**What you will do**
Quote exactly the lines running from the line with "Convert this screenshot" to the end of the entries, including both, and nothing else.

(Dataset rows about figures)

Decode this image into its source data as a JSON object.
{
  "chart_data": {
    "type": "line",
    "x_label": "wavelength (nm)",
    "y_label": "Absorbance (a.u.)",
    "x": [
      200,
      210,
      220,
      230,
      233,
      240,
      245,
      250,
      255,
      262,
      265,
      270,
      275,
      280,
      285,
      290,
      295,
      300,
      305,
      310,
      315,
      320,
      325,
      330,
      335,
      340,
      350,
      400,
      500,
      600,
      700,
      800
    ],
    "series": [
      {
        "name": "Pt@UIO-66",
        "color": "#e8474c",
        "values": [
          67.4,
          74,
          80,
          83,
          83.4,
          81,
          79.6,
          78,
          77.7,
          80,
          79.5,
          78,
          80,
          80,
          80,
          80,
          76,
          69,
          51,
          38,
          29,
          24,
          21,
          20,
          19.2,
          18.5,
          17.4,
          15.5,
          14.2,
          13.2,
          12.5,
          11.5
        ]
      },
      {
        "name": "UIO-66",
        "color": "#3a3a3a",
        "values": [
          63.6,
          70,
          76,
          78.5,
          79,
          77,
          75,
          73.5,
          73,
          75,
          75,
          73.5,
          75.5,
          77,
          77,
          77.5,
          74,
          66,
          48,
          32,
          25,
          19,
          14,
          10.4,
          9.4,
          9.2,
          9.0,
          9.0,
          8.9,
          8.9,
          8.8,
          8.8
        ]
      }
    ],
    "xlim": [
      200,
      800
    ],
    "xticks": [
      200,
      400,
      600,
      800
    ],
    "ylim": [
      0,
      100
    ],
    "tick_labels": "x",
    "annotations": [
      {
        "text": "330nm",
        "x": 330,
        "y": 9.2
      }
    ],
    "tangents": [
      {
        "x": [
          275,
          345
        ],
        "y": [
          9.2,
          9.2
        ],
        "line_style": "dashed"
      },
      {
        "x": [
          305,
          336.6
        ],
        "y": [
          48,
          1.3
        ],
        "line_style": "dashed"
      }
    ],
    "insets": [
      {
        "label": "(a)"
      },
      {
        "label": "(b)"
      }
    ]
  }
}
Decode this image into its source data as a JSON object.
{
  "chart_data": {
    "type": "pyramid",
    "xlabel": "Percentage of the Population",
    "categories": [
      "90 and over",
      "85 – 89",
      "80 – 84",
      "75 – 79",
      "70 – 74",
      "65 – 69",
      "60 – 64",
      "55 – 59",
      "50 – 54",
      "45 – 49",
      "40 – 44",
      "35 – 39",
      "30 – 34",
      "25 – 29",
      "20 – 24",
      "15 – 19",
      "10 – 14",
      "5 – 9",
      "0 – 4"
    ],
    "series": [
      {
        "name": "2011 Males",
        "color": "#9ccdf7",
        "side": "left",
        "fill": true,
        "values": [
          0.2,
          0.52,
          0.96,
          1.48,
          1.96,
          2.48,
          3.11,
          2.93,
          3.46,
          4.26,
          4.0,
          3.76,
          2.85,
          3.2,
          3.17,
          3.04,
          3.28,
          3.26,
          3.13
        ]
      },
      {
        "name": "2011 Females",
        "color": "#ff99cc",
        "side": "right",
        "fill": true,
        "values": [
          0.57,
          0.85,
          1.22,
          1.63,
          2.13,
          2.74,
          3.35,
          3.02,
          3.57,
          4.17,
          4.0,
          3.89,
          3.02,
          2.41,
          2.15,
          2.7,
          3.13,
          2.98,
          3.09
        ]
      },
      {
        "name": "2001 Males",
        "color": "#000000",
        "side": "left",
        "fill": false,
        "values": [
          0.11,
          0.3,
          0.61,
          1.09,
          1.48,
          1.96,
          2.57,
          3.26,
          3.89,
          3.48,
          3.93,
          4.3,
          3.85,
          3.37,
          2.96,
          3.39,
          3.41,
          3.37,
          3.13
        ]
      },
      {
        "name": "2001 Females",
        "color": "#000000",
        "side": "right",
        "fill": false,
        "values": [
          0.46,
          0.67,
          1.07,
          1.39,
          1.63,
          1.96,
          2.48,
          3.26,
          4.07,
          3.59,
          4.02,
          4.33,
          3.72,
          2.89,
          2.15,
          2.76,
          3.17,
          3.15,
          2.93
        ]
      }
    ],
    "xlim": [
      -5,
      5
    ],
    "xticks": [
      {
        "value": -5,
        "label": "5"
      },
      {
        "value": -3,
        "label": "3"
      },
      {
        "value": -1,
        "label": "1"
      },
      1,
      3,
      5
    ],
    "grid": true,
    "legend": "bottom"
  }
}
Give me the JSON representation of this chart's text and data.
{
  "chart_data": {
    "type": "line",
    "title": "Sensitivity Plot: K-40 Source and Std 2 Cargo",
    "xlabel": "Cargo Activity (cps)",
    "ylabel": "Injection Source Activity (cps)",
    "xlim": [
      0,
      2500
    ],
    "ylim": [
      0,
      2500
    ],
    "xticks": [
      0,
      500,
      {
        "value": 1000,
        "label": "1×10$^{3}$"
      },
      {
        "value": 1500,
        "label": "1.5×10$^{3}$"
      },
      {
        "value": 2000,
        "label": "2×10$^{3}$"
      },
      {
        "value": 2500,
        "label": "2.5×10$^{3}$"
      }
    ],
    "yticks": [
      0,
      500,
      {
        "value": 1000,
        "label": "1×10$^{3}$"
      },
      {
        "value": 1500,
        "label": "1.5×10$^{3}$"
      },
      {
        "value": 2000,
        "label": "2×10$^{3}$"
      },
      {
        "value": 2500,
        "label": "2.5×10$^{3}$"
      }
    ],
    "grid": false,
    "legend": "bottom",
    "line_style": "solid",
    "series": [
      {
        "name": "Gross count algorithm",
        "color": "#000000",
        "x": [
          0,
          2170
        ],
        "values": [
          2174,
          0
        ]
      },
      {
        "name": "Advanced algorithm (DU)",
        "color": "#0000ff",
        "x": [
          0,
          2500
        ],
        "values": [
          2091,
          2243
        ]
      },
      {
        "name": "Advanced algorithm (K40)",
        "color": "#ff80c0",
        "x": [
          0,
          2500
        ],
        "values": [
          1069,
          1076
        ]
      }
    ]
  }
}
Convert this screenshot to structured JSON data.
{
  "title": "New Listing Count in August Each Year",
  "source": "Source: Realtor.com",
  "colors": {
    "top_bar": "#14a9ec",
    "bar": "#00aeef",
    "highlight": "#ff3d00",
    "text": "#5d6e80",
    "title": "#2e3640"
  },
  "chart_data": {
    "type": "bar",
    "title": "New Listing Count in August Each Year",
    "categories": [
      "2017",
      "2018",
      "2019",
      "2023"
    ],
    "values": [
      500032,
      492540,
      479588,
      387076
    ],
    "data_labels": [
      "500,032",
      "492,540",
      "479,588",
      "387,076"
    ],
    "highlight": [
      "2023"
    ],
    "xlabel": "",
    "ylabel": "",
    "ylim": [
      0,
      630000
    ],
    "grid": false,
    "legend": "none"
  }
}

**Complete answer**
Convert this screenshot to structured JSON data.
{
  "title": "New Listing Count in August Each Year",
  "source": "Source: Realtor.com",
  "colors": {
    "top_bar": "#14a9ec",
    "bar": "#00aeef",
    "highlight": "#ff3d00",
    "text": "#5d6e80",
    "title": "#2e3640"
  },
  "chart_data": {
    "type": "bar",
    "title": "New Listing Count in August Each Year",
    "categories": [
      "2017",
      "2018",
      "2019",
      "2023"
    ],
    "values": [
      500032,
      492540,
      479588,
      387076
    ],
    "data_labels": [
      "500,032",
      "492,540",
      "479,588",
      "387,076"
    ],
    "highlight": [
      "2023"
    ],
    "xlabel": "",
    "ylabel": "",
    "ylim": [
      0,
      630000
    ],
    "grid": false,
    "legend": "none"
  }
}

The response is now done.